→ **What this task involves**: Print the lines exactly as they appear, from the line with "iwdg-value: 32 [285,126,317,139]" up to and including the line with "yes-button[interactable]: Yes [530,408,563,430]", and nothing else from the items.
##############################
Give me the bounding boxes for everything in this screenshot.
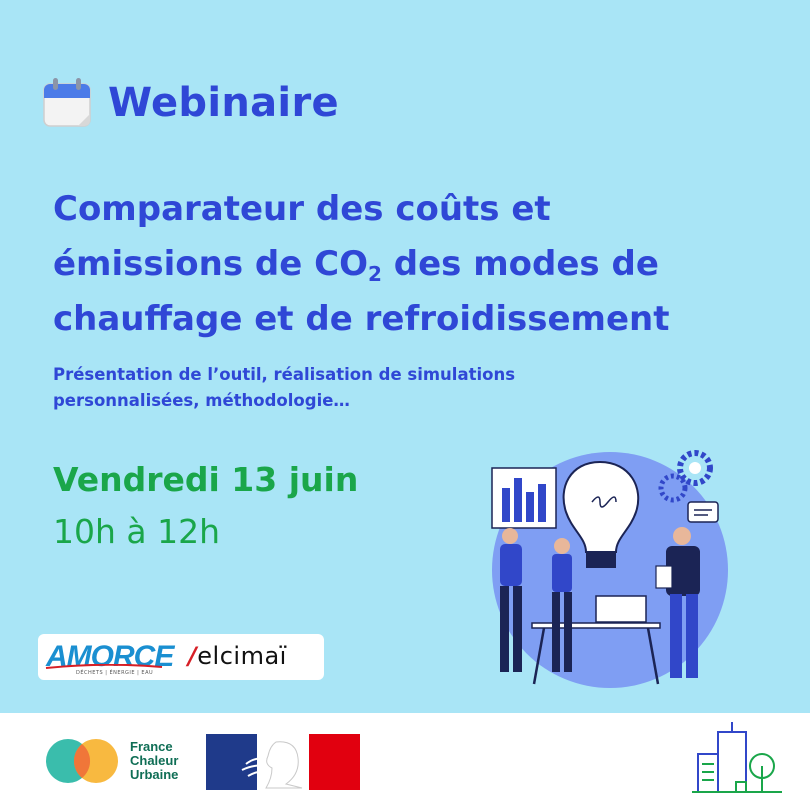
fcu-line-2: Chaleur xyxy=(130,753,179,768)
event-subtitle-line-1: Présentation de l’outil, réalisation de … xyxy=(53,365,516,384)
fcu-line-3: Urbaine xyxy=(130,767,179,782)
chart-board xyxy=(491,467,557,529)
event-subtitle: Présentation de l’outil, réalisation de … xyxy=(53,362,573,414)
fcu-line-1: France xyxy=(130,739,173,754)
event-title: Comparateur des coûts et émissions de CO… xyxy=(53,182,753,347)
event-title-line-2: émissions de CO2 des modes de xyxy=(53,244,659,286)
footer xyxy=(0,713,810,810)
laptop-icon xyxy=(595,595,647,623)
event-date: Vendredi 13 juin xyxy=(53,460,359,499)
partner-logos: AMORCE DÉCHETS | ÉNERGIE | EAU /elcimaï xyxy=(38,634,324,680)
collaboration-illustration xyxy=(491,450,728,688)
republique-francaise-logo xyxy=(206,734,360,790)
event-time: 10h à 12h xyxy=(53,512,221,551)
speech-bubble-icon xyxy=(687,501,719,523)
amorce-tagline: DÉCHETS | ÉNERGIE | EAU xyxy=(76,670,154,676)
france-chaleur-urbaine-label: France Chaleur Urbaine xyxy=(130,740,200,782)
france-chaleur-urbaine-logo-icon xyxy=(46,739,118,783)
event-subtitle-line-2: personnalisées, méthodologie… xyxy=(53,391,350,410)
calendar-icon xyxy=(43,78,91,127)
elcimai-logo: /elcimaï xyxy=(188,642,287,670)
event-title-line-1: Comparateur des coûts et xyxy=(53,189,551,229)
city-icon xyxy=(692,722,782,793)
desk xyxy=(531,622,661,629)
event-title-line-3: chauffage et de refroidissement xyxy=(53,299,670,339)
page-title: Webinaire xyxy=(108,80,339,126)
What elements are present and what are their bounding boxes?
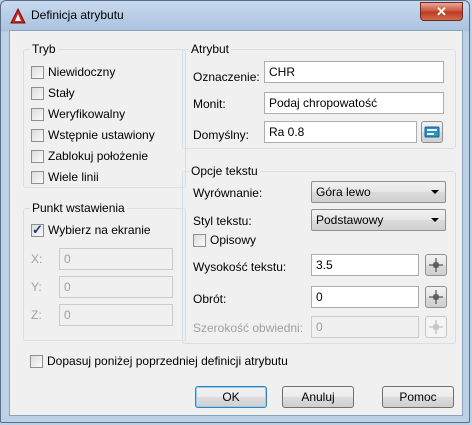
cancel-button[interactable]: Anuluj xyxy=(282,386,354,408)
mode-preset[interactable]: Wstępnie ustawiony xyxy=(31,127,155,143)
checkbox-label: Zablokuj położenie xyxy=(48,149,149,163)
crosshair-icon xyxy=(429,320,443,334)
rotation-label: Obrót: xyxy=(193,292,227,306)
default-field[interactable]: Ra 0.8 xyxy=(264,121,417,143)
insertion-point-group: Punkt wstawienia Wybierz na ekranie X: 0… xyxy=(23,201,186,341)
checkbox-label: Weryfikowalny xyxy=(48,107,126,121)
text-height-field[interactable]: 3.5 xyxy=(311,254,419,276)
checkbox[interactable] xyxy=(31,149,44,163)
z-label: Z: xyxy=(31,308,42,322)
mode-verify[interactable]: Weryfikowalny xyxy=(31,106,125,122)
tag-label: Oznaczenie: xyxy=(193,70,260,84)
text-height-label: Wysokość tekstu: xyxy=(193,260,287,274)
default-label: Domyślny: xyxy=(193,128,250,142)
crosshair-icon xyxy=(429,258,443,272)
checkbox-checked[interactable] xyxy=(31,222,44,238)
close-icon: ✕ xyxy=(436,4,447,19)
insert-field-button[interactable] xyxy=(421,121,443,143)
checkbox-label: Wiele linii xyxy=(48,170,99,184)
mode-lock-position[interactable]: Zablokuj położenie xyxy=(31,148,148,164)
chevron-down-icon xyxy=(431,190,439,194)
mode-multiline[interactable]: Wiele linii xyxy=(31,169,99,185)
mode-group-legend: Tryb xyxy=(30,42,58,56)
checkbox-label: Niewidoczny xyxy=(48,65,116,79)
close-button[interactable]: ✕ xyxy=(420,2,463,21)
crosshair-icon xyxy=(429,290,443,304)
x-label: X: xyxy=(31,252,43,266)
checkbox[interactable] xyxy=(31,65,44,79)
window-title: Definicja atrybutu xyxy=(31,8,124,22)
checkbox[interactable] xyxy=(30,354,43,368)
y-field[interactable]: 0 xyxy=(59,276,173,298)
align-below-option[interactable]: Dopasuj poniżej poprzedniej definicji at… xyxy=(30,353,288,369)
boundary-width-label: Szerokość obwiedni: xyxy=(193,321,304,335)
x-field[interactable]: 0 xyxy=(59,248,173,270)
justify-dropdown[interactable]: Góra lewo xyxy=(311,181,446,203)
specify-on-screen[interactable]: Wybierz na ekranie xyxy=(31,222,151,238)
prompt-label: Monit: xyxy=(193,97,226,111)
checkbox[interactable] xyxy=(31,128,44,142)
checkbox-label: Wybierz na ekranie xyxy=(48,223,151,237)
help-button[interactable]: Pomoc xyxy=(382,386,454,408)
pick-width-button[interactable] xyxy=(425,316,447,338)
y-label: Y: xyxy=(31,280,42,294)
mode-constant[interactable]: Stały xyxy=(31,85,75,101)
text-style-value: Podstawowy xyxy=(316,213,384,227)
checkbox-label: Opisowy xyxy=(210,233,257,247)
checkbox[interactable] xyxy=(31,86,44,100)
checkbox[interactable] xyxy=(31,107,44,121)
rotation-field[interactable]: 0 xyxy=(311,286,419,308)
ok-button[interactable]: OK xyxy=(195,386,267,408)
checkbox-label: Stały xyxy=(48,86,75,100)
pick-height-button[interactable] xyxy=(425,254,447,276)
autocad-app-icon xyxy=(10,8,26,24)
insertion-point-legend: Punkt wstawienia xyxy=(30,201,127,215)
attribute-group: Atrybut Oznaczenie: CHR Monit: Podaj chr… xyxy=(182,42,456,149)
justify-value: Góra lewo xyxy=(316,185,371,199)
text-settings-legend: Opcje tekstu xyxy=(189,164,260,178)
text-settings-group: Opcje tekstu Wyrównanie: Góra lewo Styl … xyxy=(182,164,456,344)
tag-field[interactable]: CHR xyxy=(264,61,444,83)
mode-invisible[interactable]: Niewidoczny xyxy=(31,64,115,80)
checkbox-label: Wstępnie ustawiony xyxy=(48,128,155,142)
checkbox-label: Dopasuj poniżej poprzedniej definicji at… xyxy=(47,354,288,368)
chevron-down-icon xyxy=(431,218,439,222)
mode-group: Tryb Niewidoczny Stały Weryfikowalny Wst… xyxy=(23,42,186,188)
checkbox[interactable] xyxy=(193,233,206,247)
z-field[interactable]: 0 xyxy=(59,304,173,326)
annotative-option[interactable]: Opisowy xyxy=(193,232,256,248)
insert-field-icon xyxy=(424,126,440,138)
text-style-dropdown[interactable]: Podstawowy xyxy=(311,209,446,231)
attribute-group-legend: Atrybut xyxy=(189,42,232,56)
pick-rotation-button[interactable] xyxy=(425,286,447,308)
prompt-field[interactable]: Podaj chropowatość xyxy=(264,92,444,114)
justify-label: Wyrównanie: xyxy=(193,186,263,200)
dialog-body: Tryb Niewidoczny Stały Weryfikowalny Wst… xyxy=(9,30,463,416)
text-style-label: Styl tekstu: xyxy=(193,214,252,228)
dialog-window: Definicja atrybutu ✕ Tryb Niewidoczny St… xyxy=(0,0,470,423)
checkbox[interactable] xyxy=(31,170,44,184)
boundary-width-field[interactable]: 0 xyxy=(311,316,419,338)
title-bar[interactable]: Definicja atrybutu ✕ xyxy=(1,1,469,29)
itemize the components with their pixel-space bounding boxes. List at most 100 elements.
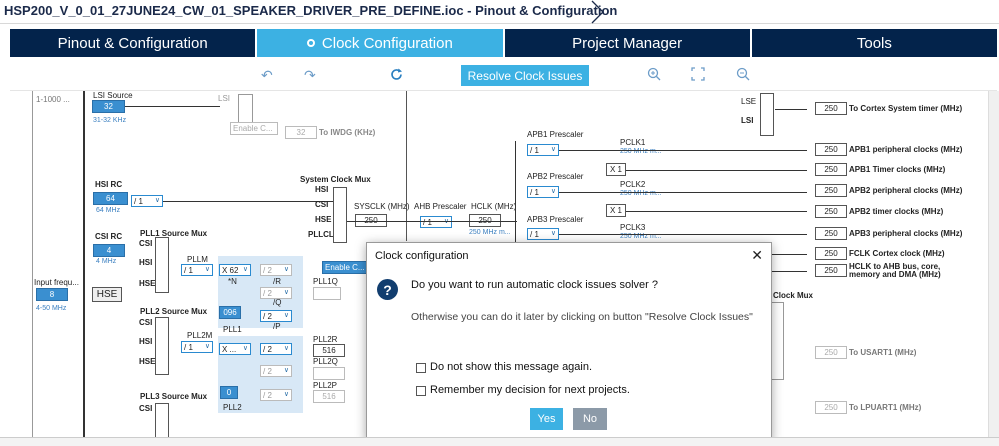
iwdg-value: 32 [285,126,317,139]
pll2r-label: PLL2R [313,335,338,344]
range-label: 1-1000 ... [36,95,70,104]
output-value-3[interactable]: 250 [815,184,847,197]
lpuart1-label: To LPUART1 (MHz) [849,403,922,412]
rtc-clock-mux[interactable] [760,93,774,136]
pll1-multiplier-select[interactable]: X 62 [219,264,251,276]
yes-button[interactable]: Yes [530,408,563,430]
pll1-r-select[interactable]: / 2 [260,264,292,276]
pll1q-value [313,287,341,300]
pllm-select[interactable]: / 1 [181,264,213,276]
hclk-sub: 250 MHz m... [469,229,511,236]
tab-tools[interactable]: Tools [751,29,997,57]
pll1-p-label: /P [273,322,281,331]
undo-icon[interactable]: ↶ [261,67,273,84]
clock-toolbar: ↶ ↷ Resolve Clock Issues [10,59,997,91]
pll2-source-mux[interactable] [155,317,169,375]
pll1-p-select[interactable]: / 2 [260,310,292,322]
pclk2-label: PCLK2 [620,180,646,189]
apb1-prescaler-label: APB1 Prescaler [527,130,584,139]
hsi-value[interactable]: 64 [93,192,128,205]
tab-clock-configuration[interactable]: Clock Configuration [257,29,505,57]
pll1-r-label: /R [273,277,281,286]
no-button[interactable]: No [573,408,607,430]
pll3-source-mux-label: PLL3 Source Mux [140,392,208,401]
output-value-5[interactable]: 250 [815,227,847,240]
sysclk-label: SYSCLK (MHz) [354,202,410,211]
pll1-frac-value[interactable]: 096 [219,306,241,319]
hsi-freq: 64 MHz [96,207,121,214]
dialog-message: Do you want to run automatic clock issue… [411,279,659,291]
redo-icon[interactable]: ↷ [304,67,316,84]
lsi-source-label: LSI Source [93,91,133,100]
output-value-7[interactable]: 250 [815,264,847,277]
status-bar [0,437,999,446]
breadcrumb-chevron-icon [591,0,604,24]
dialog-title: Clock configuration [375,250,469,262]
ahb-prescaler-select[interactable]: / 1 [420,216,452,228]
do-not-show-checkbox[interactable] [416,363,426,373]
remember-decision-checkbox[interactable] [416,386,426,396]
vertical-scrollbar[interactable] [988,91,999,446]
csi-value[interactable]: 4 [93,244,125,257]
output-label-1: APB1 peripheral clocks (MHz) [849,145,963,154]
lpuart1-value: 250 [815,401,847,414]
output-value-0[interactable]: 250 [815,102,847,115]
pll2r-value[interactable]: 516 [313,344,345,357]
usart1-label: To USART1 (MHz) [849,348,917,357]
close-icon[interactable]: ✕ [751,247,763,264]
pll2-name: PLL2 [223,403,242,412]
enable-css-1[interactable]: Enable C... [230,122,278,135]
tab-pinout-configuration[interactable]: Pinout & Configuration [10,29,258,57]
tab-project-manager[interactable]: Project Manager [504,29,752,57]
hclk-label: HCLK (MHz) [471,202,517,211]
pll1-n-label: *N [228,277,237,286]
do-not-show-label: Do not show this message again. [430,361,593,373]
pll2-frac-value[interactable]: 0 [220,386,238,399]
output-label-3: APB2 peripheral clocks (MHz) [849,186,963,195]
output-value-2[interactable]: 250 [815,163,847,176]
enable-css-2[interactable]: Enable C... [322,261,370,274]
apb2-prescaler-select[interactable]: / 1 [527,186,559,198]
output-label-4: APB2 timer clocks (MHz) [849,207,944,216]
lsi-mux[interactable] [238,94,253,124]
apb1-prescaler-select[interactable]: / 1 [527,144,559,156]
sysmux-input-hsi: HSI [315,185,329,194]
hsi-divider-select[interactable]: / 1 [131,195,163,207]
output-label-5: APB3 peripheral clocks (MHz) [849,229,963,238]
pll2-input-hsi: HSI [139,337,153,346]
pll1-name: PLL1 [223,325,242,334]
apb2-prescaler-label: APB2 Prescaler [527,172,584,181]
input-frequency-label: Input frequ... [34,278,79,287]
system-clock-mux[interactable] [333,187,347,243]
pll1-source-mux[interactable] [155,237,169,293]
lsi-value[interactable]: 32 [92,100,125,113]
refresh-icon[interactable] [389,67,404,82]
input-frequency-value[interactable]: 8 [36,288,68,301]
pll2m-select[interactable]: / 1 [181,341,213,353]
output-label-0: To Cortex System timer (MHz) [849,104,963,113]
output-label-7: HCLK to AHB bus, core, memory and DMA (M… [849,263,941,279]
usart-clock-mux[interactable] [770,302,784,380]
input-range: 4-50 MHz [36,305,67,312]
active-tab-dot-icon [306,39,315,47]
pclk3-label: PCLK3 [620,223,646,232]
pll2m-label: PLL2M [187,331,213,340]
apb3-prescaler-select[interactable]: / 1 [527,228,559,240]
pll1q-label: PLL1Q [313,277,338,286]
remember-decision-label: Remember my decision for next projects. [430,384,630,396]
hse-oscillator: HSE [92,287,122,302]
pll2-input-csi: CSI [139,318,153,327]
output-value-4[interactable]: 250 [815,205,847,218]
resolve-clock-issues-button[interactable]: Resolve Clock Issues [461,65,589,86]
pll2-p-select[interactable]: / 2 [260,389,292,401]
output-value-6[interactable]: 250 [815,247,847,260]
output-value-1[interactable]: 250 [815,143,847,156]
pll2-multiplier-select[interactable]: X ... [219,343,251,355]
pllm-label: PLLM [187,255,208,264]
apb3-prescaler-label: APB3 Prescaler [527,215,584,224]
fit-to-screen-icon[interactable] [691,67,705,81]
zoom-out-icon[interactable] [736,67,750,81]
zoom-in-icon[interactable] [647,67,661,81]
pll2-r-select[interactable]: / 2 [260,343,292,355]
pll2-q-select[interactable]: / 2 [260,365,292,377]
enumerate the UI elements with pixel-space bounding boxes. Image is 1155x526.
##############################
→ **Task output**:
iwdg-value: 32 [285,126,317,139]
pll2r-label: PLL2R [313,335,338,344]
range-label: 1-1000 ... [36,95,70,104]
output-value-3[interactable]: 250 [815,184,847,197]
lpuart1-label: To LPUART1 (MHz) [849,403,922,412]
rtc-clock-mux[interactable] [760,93,774,136]
pll1-multiplier-select[interactable]: X 62 [219,264,251,276]
yes-button[interactable]: Yes [530,408,563,430]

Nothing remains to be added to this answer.